Ações pedidas:
(A) Transcreva, por favor, a parte do texto que abre com as palavras que contêm "O teatro vive" e fecha com "que forem votar.".
(B) Indique se cada uma das seguintes afirmações está de acordo com o texto, respondendo sim ou não e citando as palavras do texto que o decidem. (i) Paulo de Cira fundou o grupo 7 Lemes em Vila Franca de Xira. (ii) Paulo de Cira é contra os grupos profissionais de teatro. (iii) Segundo Paulo de Cira, muitos dos que recebem muito dinheiro preocupam-se com os que recebem poucas verbas.

Texto:
____

“Existem muitas associações que não apresentam trabalho e pedem subsídios”
Com uma vida ligada ao teatro, Paulo de Cira fundou o grupo 7 Lemes em Vila Franca de Xira, desafiado pela Associação Alves Redol. O actor e encenador está a estudar a história do teatro no concelho e defende que os grupos deviam ser mais unidos e não olharem só para o seu umbigo.
O teatro vive da palavra e a palavra por vezes incomoda. Por isso é que o teatro tem sido tratado ao longo dos anos da pior forma. A opinião é de Paulo de Cira, actor, encenador e coordenador para a área do teatro na Câmara de Vila Franca de Xira.
Paulo de Cira diz não ter nada contra os grupos profissionais de teatro mas considera que devem dedicar alguma da sua produção ao concelho e criar espectáculos para a infância e levá-los a todas as escolas. Quanto aos apoios municipais para o associativismo, o encenador diferenciava os apoios para a cultura de outras actividades. Mas diz que se as pessoas estão descontentes com o actual modelo podem demonstrá-lo no dia em que forem votar.
“A minha visão sobre o associativismo no geral é que existem muitas associações que não apresentam trabalho e pedem subsídios. E isso tem de ser parametrizado. Nesse contexto, uns vão achar que foram injustiçados e outros justiçados. Mas muitos quando recebem muito dinheiro não dizem nada nem se preocupam com os que recebem poucas verbas”, declara.

____

Dados fornecidos:

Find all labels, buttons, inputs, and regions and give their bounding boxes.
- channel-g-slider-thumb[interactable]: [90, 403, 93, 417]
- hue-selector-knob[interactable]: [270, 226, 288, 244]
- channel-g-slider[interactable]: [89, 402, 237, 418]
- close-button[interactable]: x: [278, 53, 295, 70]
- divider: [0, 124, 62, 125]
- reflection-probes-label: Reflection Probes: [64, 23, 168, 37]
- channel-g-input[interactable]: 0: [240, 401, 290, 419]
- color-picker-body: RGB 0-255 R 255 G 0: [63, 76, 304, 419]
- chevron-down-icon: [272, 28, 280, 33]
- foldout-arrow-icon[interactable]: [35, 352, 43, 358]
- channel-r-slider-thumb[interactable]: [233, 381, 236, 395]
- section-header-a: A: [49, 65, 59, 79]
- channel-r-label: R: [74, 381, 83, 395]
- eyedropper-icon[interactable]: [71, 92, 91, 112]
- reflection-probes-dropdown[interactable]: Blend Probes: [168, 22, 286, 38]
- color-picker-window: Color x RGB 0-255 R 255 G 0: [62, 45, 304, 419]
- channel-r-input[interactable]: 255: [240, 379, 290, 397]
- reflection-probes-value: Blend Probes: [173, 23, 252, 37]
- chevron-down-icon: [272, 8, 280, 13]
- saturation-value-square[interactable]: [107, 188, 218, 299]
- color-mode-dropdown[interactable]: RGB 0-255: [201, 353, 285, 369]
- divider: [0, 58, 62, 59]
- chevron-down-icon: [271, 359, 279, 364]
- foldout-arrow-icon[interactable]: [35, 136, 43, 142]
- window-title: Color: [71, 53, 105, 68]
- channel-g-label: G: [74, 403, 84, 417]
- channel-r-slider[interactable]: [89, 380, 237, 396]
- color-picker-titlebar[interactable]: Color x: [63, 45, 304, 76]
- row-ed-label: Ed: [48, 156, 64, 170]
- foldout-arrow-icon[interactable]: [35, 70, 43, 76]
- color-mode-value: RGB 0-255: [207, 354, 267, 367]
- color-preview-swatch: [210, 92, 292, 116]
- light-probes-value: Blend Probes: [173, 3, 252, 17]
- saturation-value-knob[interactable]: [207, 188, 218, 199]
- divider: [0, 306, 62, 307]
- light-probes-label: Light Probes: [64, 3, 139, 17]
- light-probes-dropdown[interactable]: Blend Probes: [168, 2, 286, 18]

____

Respostas esperadas:
(A)
O teatro vive da palavra e a palavra por vezes incomoda. Por isso é que o teatro tem sido tratado ao longo dos anos da pior forma. A opinião é de Paulo de Cira, actor, encenador e coordenador para a área do teatro na Câmara de Vila Franca de Xira.
Paulo de Cira diz não ter nada contra os grupos profissionais de teatro mas considera que devem dedicar alguma da sua produção ao concelho e criar espectáculos para a infância e levá-los a todas as escolas. Quanto aos apoios municipais para o associativismo, o encenador diferenciava os apoios para a cultura de outras actividades. Mas diz que se as pessoas estão descontentes com o actual modelo podem demonstrá-lo no dia em que forem votar.

(B)
(i) Sim: "Paulo de Cira fundou o grupo 7 Lemes em Vila Franca de Xira".
(ii) Não: "Paulo de Cira diz não ter nada contra os grupos profissionais de teatro".
(iii) Não: "muitos quando recebem muito dinheiro não dizem nada nem se preocupam com os que recebem poucas verbas".